> [Data items]:

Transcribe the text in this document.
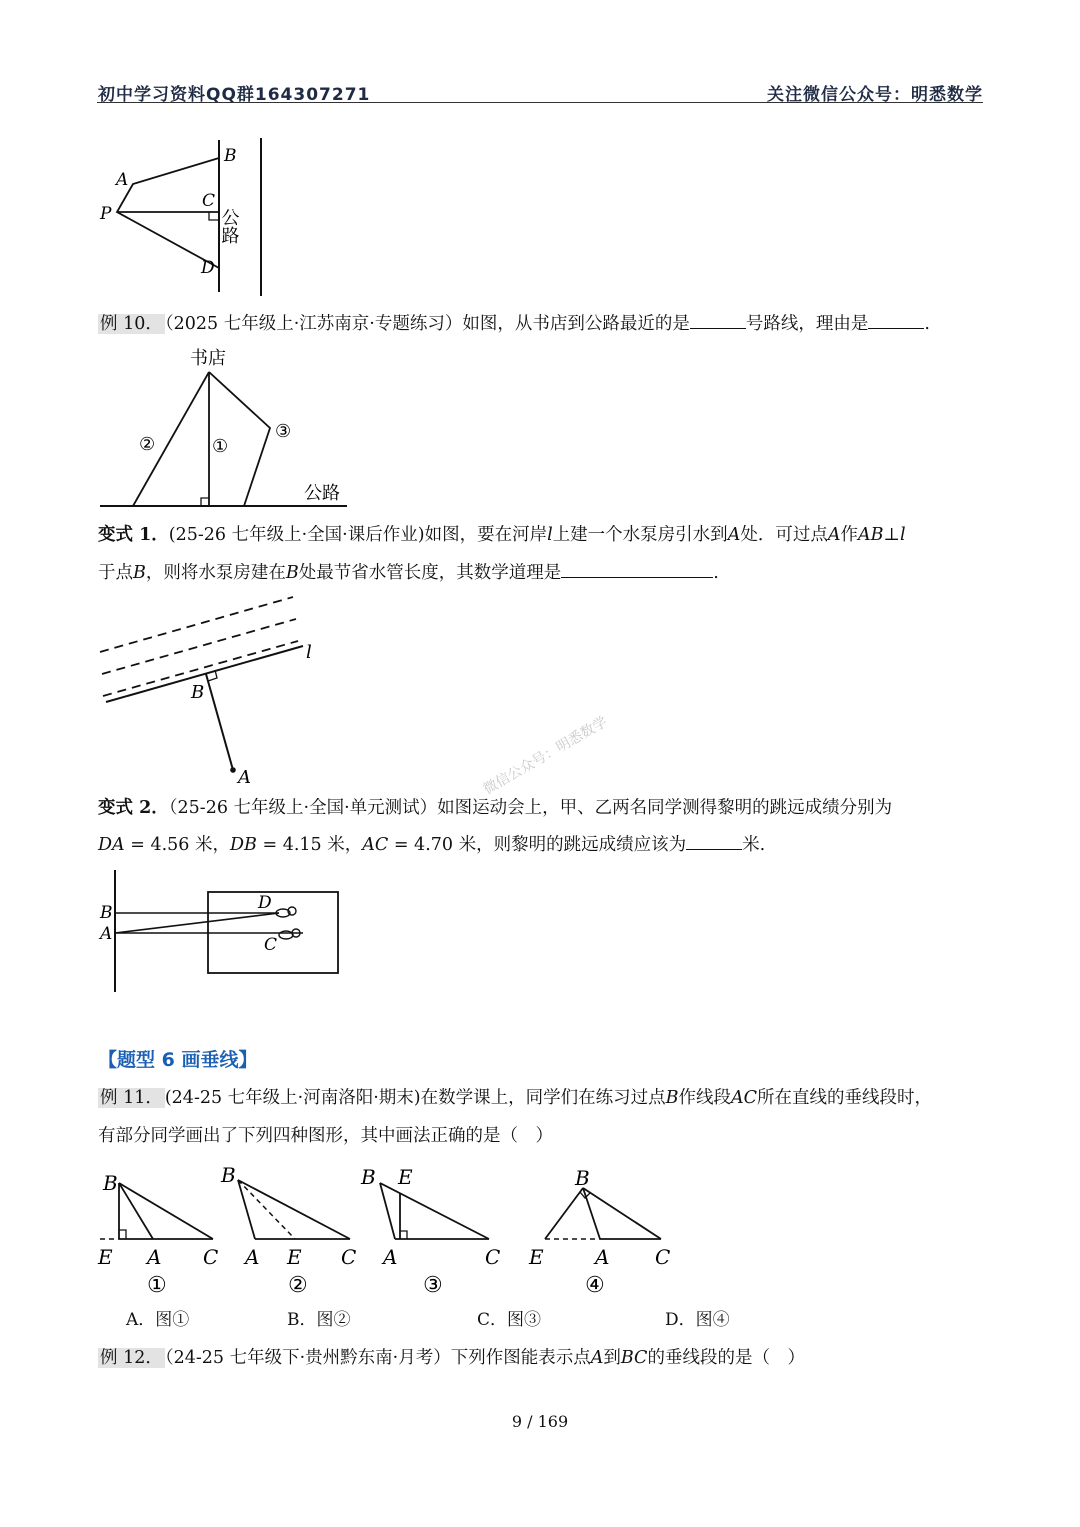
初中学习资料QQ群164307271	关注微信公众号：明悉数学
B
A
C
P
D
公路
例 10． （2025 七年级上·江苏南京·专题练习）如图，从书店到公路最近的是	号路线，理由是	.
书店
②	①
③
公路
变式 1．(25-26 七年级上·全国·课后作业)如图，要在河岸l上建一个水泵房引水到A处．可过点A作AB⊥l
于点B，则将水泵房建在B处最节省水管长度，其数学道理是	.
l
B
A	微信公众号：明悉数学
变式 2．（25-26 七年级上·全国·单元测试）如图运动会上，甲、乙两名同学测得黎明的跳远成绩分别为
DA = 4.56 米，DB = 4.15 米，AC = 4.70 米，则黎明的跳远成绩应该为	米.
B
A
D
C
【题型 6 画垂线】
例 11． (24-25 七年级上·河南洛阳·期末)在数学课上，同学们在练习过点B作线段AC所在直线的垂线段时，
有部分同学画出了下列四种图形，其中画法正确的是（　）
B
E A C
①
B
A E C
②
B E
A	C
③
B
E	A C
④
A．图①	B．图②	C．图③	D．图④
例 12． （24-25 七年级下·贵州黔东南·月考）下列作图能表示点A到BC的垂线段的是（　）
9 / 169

--

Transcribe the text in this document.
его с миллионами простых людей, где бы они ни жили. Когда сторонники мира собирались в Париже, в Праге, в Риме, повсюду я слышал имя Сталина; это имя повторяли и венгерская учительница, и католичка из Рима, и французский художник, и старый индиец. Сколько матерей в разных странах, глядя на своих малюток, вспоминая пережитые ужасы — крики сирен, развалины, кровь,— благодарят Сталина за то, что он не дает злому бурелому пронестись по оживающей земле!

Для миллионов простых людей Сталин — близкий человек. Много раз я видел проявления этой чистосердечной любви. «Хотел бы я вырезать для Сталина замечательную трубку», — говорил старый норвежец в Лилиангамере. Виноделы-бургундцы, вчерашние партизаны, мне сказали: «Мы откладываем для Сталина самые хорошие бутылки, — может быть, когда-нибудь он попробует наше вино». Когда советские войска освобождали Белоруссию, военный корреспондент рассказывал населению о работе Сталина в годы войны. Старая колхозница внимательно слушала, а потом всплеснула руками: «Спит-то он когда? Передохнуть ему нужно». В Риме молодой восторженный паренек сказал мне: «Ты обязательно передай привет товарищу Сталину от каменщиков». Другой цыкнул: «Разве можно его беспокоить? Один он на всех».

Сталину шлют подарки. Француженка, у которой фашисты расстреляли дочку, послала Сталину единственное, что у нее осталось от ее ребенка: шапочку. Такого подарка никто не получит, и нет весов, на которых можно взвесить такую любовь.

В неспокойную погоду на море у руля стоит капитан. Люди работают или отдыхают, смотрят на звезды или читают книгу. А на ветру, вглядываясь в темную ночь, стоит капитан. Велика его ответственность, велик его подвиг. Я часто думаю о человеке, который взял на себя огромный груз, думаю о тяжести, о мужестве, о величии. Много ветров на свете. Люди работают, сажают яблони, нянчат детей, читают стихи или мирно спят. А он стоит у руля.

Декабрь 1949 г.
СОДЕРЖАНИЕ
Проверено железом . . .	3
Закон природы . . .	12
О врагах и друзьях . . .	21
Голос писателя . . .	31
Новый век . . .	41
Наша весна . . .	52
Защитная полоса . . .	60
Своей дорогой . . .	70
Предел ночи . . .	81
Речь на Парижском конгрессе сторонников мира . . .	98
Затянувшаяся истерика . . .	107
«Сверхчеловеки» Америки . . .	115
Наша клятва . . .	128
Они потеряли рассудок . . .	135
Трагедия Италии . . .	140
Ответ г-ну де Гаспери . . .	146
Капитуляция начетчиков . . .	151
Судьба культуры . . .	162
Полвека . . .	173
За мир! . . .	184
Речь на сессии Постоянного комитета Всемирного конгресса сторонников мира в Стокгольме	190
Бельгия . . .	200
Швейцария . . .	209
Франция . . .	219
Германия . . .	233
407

---

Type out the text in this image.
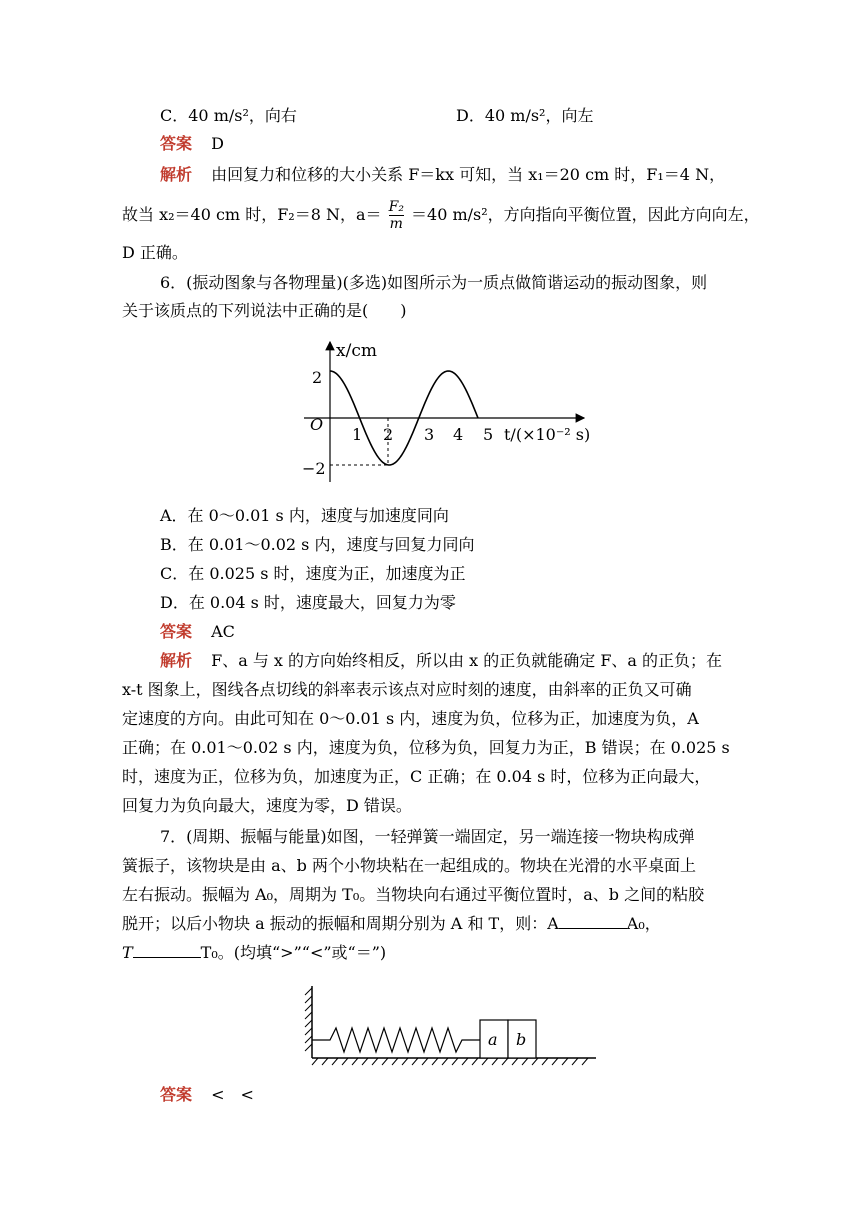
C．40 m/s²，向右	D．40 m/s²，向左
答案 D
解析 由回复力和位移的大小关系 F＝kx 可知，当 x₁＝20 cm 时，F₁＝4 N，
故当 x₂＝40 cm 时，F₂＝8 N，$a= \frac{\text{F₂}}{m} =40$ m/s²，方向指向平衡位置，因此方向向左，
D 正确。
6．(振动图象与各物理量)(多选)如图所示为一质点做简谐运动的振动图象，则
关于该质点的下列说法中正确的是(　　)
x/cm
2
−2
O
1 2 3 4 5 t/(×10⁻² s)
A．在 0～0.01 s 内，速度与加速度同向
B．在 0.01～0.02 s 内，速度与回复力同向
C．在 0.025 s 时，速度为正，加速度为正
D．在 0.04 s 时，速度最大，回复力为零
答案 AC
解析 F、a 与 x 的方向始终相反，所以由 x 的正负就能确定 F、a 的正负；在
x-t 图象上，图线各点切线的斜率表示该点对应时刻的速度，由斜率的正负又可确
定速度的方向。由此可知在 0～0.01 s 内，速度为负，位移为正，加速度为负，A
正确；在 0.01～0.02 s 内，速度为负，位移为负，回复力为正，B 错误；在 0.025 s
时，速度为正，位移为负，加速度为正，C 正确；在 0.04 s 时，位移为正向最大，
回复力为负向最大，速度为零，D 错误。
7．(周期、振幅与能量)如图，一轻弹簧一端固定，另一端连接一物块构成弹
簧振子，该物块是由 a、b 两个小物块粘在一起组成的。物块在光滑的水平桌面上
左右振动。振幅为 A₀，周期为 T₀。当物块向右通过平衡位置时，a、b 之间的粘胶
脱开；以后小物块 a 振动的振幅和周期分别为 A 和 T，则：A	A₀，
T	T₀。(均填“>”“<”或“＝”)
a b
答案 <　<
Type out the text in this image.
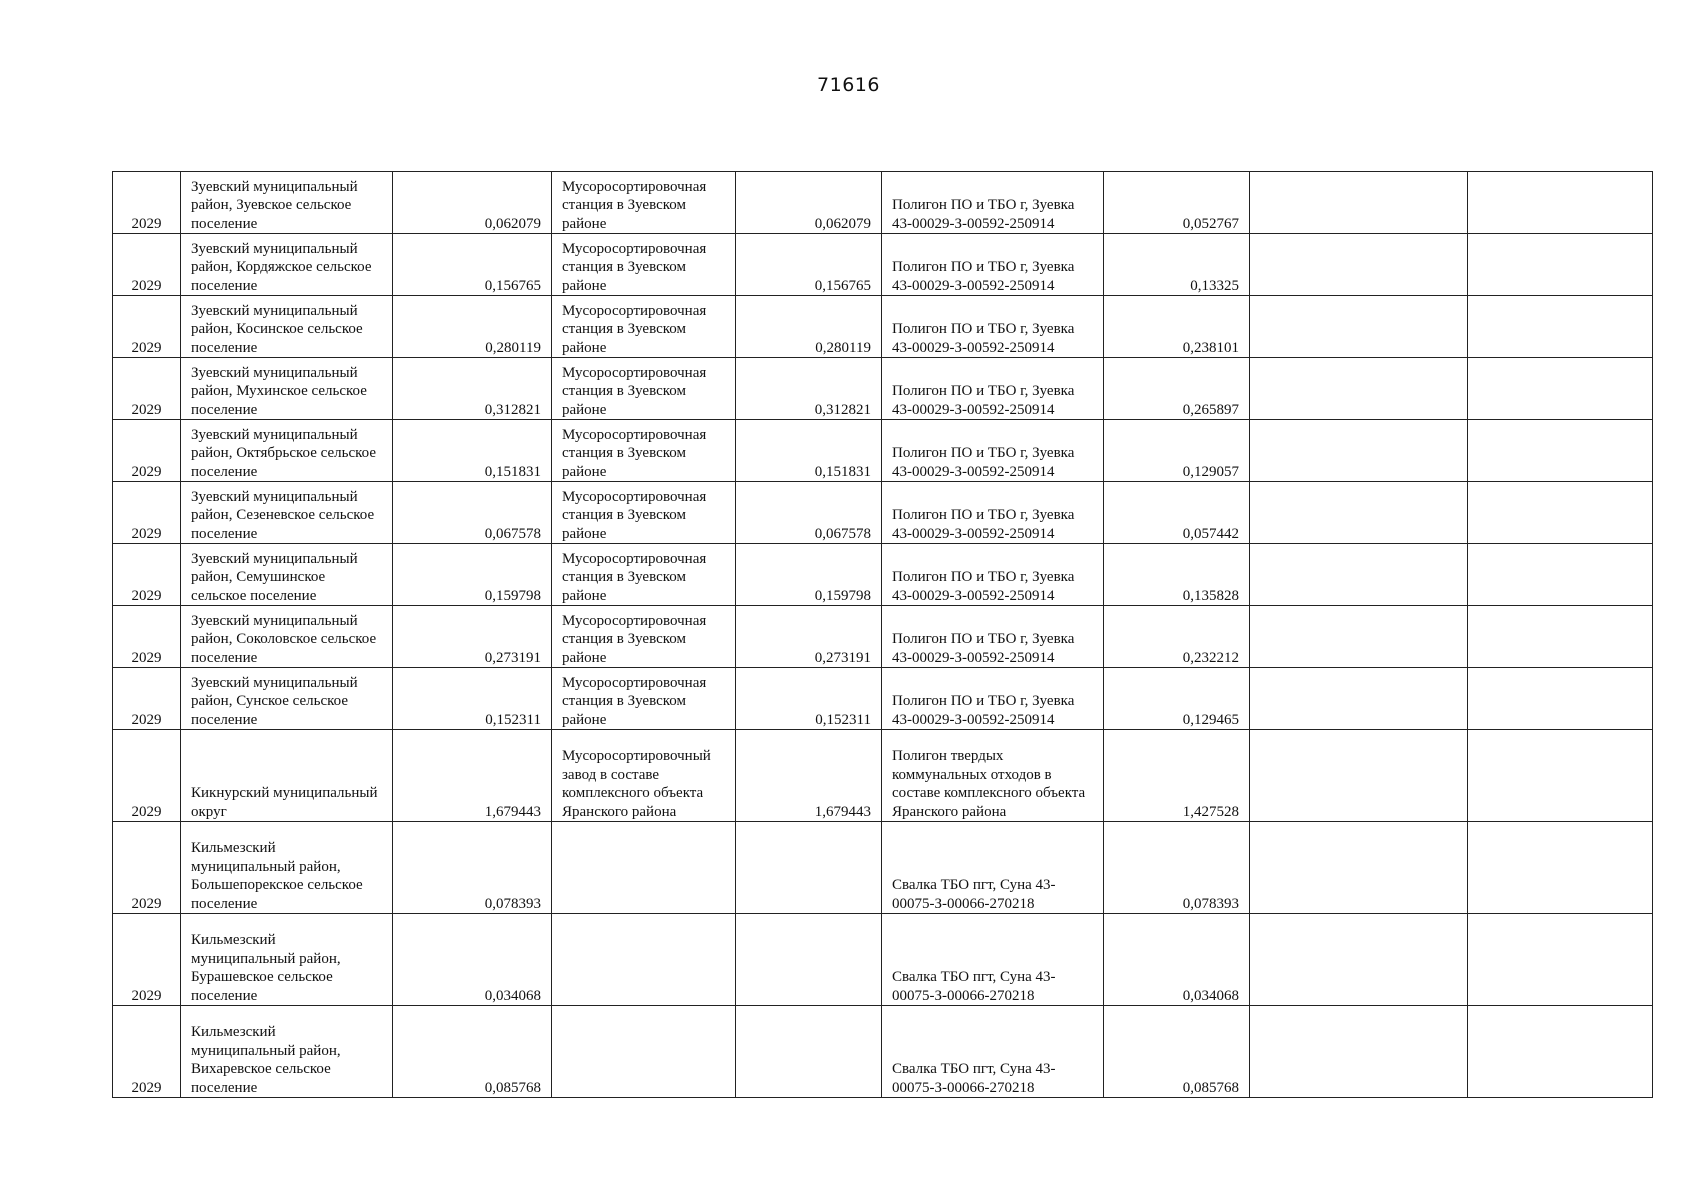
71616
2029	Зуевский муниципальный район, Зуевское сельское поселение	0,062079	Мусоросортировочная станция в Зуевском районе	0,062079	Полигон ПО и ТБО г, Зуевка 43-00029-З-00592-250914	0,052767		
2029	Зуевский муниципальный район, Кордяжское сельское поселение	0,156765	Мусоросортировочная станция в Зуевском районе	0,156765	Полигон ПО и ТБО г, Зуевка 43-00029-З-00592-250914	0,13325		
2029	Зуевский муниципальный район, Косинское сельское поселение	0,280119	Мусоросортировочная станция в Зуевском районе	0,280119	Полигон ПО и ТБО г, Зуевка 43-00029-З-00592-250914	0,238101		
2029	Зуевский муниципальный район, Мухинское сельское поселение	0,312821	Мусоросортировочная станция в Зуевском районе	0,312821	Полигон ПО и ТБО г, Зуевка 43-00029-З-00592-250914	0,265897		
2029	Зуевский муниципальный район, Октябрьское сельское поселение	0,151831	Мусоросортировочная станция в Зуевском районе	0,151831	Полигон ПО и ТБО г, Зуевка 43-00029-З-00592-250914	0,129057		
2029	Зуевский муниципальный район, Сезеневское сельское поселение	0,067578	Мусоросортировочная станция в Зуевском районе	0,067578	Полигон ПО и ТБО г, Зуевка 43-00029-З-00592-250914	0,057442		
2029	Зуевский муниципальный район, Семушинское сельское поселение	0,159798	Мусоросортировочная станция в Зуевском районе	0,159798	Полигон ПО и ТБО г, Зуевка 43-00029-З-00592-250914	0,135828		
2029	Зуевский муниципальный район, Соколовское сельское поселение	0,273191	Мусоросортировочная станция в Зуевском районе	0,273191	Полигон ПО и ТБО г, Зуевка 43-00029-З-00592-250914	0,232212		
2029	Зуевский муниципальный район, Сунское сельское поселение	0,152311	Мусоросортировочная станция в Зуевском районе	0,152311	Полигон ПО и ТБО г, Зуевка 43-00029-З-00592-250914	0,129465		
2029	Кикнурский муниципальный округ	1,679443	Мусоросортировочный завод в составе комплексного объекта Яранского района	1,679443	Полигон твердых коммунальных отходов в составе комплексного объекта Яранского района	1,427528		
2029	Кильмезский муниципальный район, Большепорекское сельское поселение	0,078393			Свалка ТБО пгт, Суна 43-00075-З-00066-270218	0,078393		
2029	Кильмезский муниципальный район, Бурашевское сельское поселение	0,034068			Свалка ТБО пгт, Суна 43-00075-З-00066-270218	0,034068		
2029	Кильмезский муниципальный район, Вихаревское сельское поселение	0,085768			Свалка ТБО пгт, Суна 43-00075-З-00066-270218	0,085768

> [OBJECTIVE]: Look for the word "людей" and return every line where it occurs.

> [TASK RESULT]:
его с миллионами простых людей, где бы они ни жили. Когда сторонники мира собирались в Париже, в Праге, в Риме, повсюду я слышал имя Сталина; это имя повторяли и венгерская учительница, и католичка из Рима, и французский художник, и старый индиец. Сколько матерей в разных странах, глядя на своих малюток, вспоминая пережитые ужасы — крики сирен, развалины, кровь,— благодарят Сталина за то, что он не дает злому бурелому пронестись по оживающей земле!
Для миллионов простых людей Сталин — близкий человек. Много раз я видел проявления этой чистосердечной любви. «Хотел бы я вырезать для Сталина замечательную трубку», — говорил старый норвежец в Лилиангамере. Виноделы-бургундцы, вчерашние партизаны, мне сказали: «Мы откладываем для Сталина самые хорошие бутылки, — может быть, когда-нибудь он попробует наше вино». Когда советские войска освобождали Белоруссию, военный корреспондент рассказывал населению о работе Сталина в годы войны. Старая колхозница внимательно слушала, а потом всплеснула руками: «Спит-то он когда? Передохнуть ему нужно». В Риме молодой восторженный паренек сказал мне: «Ты обязательно передай привет товарищу Сталину от каменщиков». Другой цыкнул: «Разве можно его беспокоить? Один он на всех».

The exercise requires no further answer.